→ Stated exercise
The entries below are to be transcribed in full, without their images.

→ Extracted data

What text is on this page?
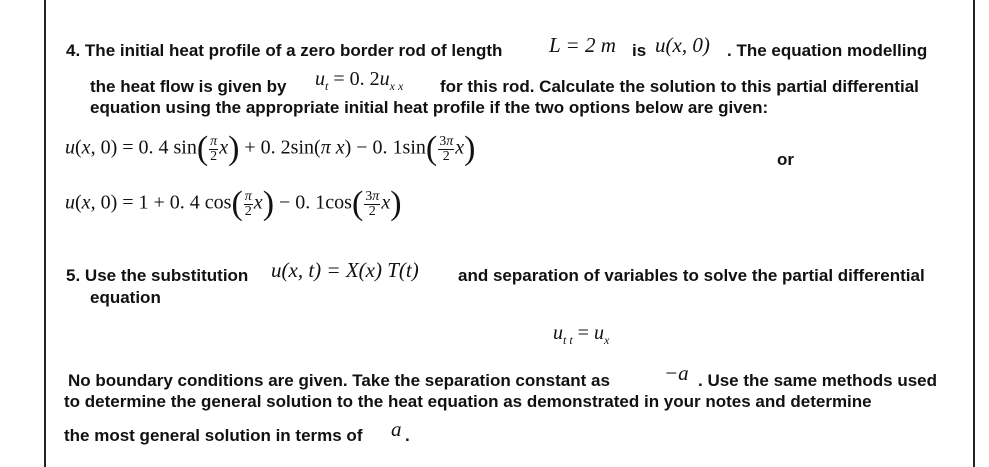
4. The initial heat profile of a zero border rod of length L = 2 m is u(x, 0) . The equation modelling
the heat flow is given by $u_t = 0$. $2u_{x x}$ for this rod. Calculate the solution to this partial differential
equation using the appropriate initial heat profile if the two options below are given:
u(x, 0) = 0. 4 $\sin( \frac{\pi}{2} x) + 0$. 2sin(π x) − 0. $1\sin( \frac{3\pi}{2} x)$	or
u(x, 0) = 1 + 0. 4 $\cos( \frac{\pi}{2} x) - 0$. $1\cos( \frac{3\pi}{2} x)$
5. Use the substitution u(x, t) = X(x) T(t) and separation of variables to solve the partial differential
equation
$u_{t t} = u_x$
No boundary conditions are given. Take the separation constant as	−a . Use the same methods used
to determine the general solution to the heat equation as demonstrated in your notes and determine
the most general solution in terms of a .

→ Written response
What text is on this page?
4. The initial heat profile of a zero border rod of length L = 2 m is u(x, 0) . The equation modelling
the heat flow is given by $u_t = 0$. $2u_{x x}$ for this rod. Calculate the solution to this partial differential
equation using the appropriate initial heat profile if the two options below are given:
u(x, 0) = 0. 4 $\sin( \frac{\pi}{2} x) + 0$. 2sin(π x) − 0. $1\sin( \frac{3\pi}{2} x)$	or
u(x, 0) = 1 + 0. 4 $\cos( \frac{\pi}{2} x) - 0$. $1\cos( \frac{3\pi}{2} x)$
5. Use the substitution u(x, t) = X(x) T(t) and separation of variables to solve the partial differential
equation
$u_{t t} = u_x$
No boundary conditions are given. Take the separation constant as	−a . Use the same methods used
to determine the general solution to the heat equation as demonstrated in your notes and determine
the most general solution in terms of a .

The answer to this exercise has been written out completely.